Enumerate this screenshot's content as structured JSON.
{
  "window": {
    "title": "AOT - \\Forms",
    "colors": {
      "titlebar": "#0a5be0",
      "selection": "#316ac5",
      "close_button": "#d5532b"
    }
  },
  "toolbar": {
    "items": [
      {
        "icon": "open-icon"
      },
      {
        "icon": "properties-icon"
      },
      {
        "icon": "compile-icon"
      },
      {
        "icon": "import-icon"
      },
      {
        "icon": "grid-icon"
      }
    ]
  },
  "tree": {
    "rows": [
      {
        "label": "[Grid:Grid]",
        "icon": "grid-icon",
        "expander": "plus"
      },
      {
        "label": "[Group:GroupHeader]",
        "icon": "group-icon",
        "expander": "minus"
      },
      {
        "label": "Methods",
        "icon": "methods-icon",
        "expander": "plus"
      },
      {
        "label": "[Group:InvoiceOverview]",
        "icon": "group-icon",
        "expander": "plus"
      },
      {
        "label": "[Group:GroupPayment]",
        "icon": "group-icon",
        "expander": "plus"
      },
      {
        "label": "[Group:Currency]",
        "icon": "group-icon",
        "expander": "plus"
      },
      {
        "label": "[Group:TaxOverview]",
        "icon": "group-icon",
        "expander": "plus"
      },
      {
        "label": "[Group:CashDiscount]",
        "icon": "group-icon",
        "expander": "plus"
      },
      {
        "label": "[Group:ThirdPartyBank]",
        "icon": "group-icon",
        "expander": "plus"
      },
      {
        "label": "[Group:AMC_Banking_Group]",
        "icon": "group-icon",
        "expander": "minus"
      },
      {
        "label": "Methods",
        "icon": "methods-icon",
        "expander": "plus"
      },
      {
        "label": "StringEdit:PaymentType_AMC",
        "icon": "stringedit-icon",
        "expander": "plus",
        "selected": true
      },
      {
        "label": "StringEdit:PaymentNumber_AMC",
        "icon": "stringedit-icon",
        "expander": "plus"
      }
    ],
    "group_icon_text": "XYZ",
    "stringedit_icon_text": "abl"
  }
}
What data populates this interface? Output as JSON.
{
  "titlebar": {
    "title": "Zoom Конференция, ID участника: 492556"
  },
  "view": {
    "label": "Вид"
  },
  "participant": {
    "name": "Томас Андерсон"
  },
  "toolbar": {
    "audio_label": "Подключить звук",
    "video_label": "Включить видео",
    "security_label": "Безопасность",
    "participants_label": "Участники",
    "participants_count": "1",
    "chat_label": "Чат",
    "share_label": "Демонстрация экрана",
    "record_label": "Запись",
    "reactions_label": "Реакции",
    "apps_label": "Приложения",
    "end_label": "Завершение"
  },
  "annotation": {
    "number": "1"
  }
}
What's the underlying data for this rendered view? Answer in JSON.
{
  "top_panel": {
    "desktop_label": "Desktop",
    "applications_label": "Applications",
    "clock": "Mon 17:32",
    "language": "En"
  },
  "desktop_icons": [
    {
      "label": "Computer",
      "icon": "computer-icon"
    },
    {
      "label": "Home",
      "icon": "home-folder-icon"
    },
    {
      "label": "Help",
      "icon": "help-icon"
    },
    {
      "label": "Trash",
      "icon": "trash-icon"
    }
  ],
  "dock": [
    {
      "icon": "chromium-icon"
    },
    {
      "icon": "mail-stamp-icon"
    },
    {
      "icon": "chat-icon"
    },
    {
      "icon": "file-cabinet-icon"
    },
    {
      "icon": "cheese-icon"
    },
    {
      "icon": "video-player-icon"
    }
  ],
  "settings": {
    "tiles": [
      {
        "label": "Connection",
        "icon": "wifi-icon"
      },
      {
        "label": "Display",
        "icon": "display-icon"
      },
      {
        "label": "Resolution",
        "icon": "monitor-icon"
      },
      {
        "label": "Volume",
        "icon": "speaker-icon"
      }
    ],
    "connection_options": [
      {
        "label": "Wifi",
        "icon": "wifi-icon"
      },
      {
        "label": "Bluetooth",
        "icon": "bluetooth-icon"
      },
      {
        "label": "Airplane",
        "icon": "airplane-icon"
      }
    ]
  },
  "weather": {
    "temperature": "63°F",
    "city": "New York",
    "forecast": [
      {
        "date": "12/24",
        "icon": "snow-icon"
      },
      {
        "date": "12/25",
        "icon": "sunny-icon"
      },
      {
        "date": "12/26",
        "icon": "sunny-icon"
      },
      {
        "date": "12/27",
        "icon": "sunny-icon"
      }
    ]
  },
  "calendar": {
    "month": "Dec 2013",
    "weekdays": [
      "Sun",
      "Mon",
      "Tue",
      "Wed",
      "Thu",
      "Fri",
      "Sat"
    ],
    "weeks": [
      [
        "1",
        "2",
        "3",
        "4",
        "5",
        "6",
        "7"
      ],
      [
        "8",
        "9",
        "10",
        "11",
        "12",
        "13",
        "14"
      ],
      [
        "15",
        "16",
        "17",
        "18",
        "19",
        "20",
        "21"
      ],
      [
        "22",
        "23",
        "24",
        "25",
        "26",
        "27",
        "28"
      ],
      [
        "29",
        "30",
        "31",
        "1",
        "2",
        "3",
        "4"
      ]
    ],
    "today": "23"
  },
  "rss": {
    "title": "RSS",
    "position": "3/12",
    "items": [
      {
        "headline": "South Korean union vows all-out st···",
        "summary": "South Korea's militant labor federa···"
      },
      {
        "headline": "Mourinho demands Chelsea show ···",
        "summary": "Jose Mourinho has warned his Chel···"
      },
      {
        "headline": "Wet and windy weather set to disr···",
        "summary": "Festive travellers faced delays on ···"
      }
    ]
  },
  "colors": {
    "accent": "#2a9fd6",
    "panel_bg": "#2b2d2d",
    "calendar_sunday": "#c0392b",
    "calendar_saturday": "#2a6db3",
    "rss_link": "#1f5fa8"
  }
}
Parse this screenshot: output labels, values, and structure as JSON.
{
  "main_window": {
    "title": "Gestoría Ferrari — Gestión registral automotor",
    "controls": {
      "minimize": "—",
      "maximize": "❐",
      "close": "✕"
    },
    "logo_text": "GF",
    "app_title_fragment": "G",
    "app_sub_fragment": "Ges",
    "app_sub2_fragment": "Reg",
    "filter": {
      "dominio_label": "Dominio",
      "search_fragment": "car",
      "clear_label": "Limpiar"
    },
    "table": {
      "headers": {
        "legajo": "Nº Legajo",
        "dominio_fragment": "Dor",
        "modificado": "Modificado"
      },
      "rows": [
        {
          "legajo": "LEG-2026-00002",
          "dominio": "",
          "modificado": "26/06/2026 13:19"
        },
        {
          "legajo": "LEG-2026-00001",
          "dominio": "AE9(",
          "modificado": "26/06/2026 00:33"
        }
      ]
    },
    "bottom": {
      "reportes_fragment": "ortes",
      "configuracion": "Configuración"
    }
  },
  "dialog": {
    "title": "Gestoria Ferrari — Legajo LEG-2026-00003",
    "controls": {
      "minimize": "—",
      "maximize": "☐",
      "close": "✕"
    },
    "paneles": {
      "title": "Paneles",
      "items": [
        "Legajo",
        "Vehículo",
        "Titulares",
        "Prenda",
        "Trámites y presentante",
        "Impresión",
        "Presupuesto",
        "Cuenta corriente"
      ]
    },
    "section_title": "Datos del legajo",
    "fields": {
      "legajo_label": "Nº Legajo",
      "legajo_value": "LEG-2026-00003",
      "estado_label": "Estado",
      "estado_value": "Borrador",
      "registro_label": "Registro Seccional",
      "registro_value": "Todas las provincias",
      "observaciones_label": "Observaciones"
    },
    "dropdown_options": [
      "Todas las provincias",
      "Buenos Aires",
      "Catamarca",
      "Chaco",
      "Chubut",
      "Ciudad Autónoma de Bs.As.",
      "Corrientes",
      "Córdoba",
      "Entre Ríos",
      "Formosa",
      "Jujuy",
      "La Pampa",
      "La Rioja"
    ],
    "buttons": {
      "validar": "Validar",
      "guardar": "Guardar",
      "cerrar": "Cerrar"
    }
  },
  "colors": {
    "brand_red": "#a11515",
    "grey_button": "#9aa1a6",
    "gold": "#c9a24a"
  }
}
= = = =
Objective »
Check each line of the entries above, and show every one holding the word "modificado".

The solution »
        "modificado": "Modificado"
          "modificado": "26/06/2026 13:19"
          "modificado": "26/06/2026 00:33"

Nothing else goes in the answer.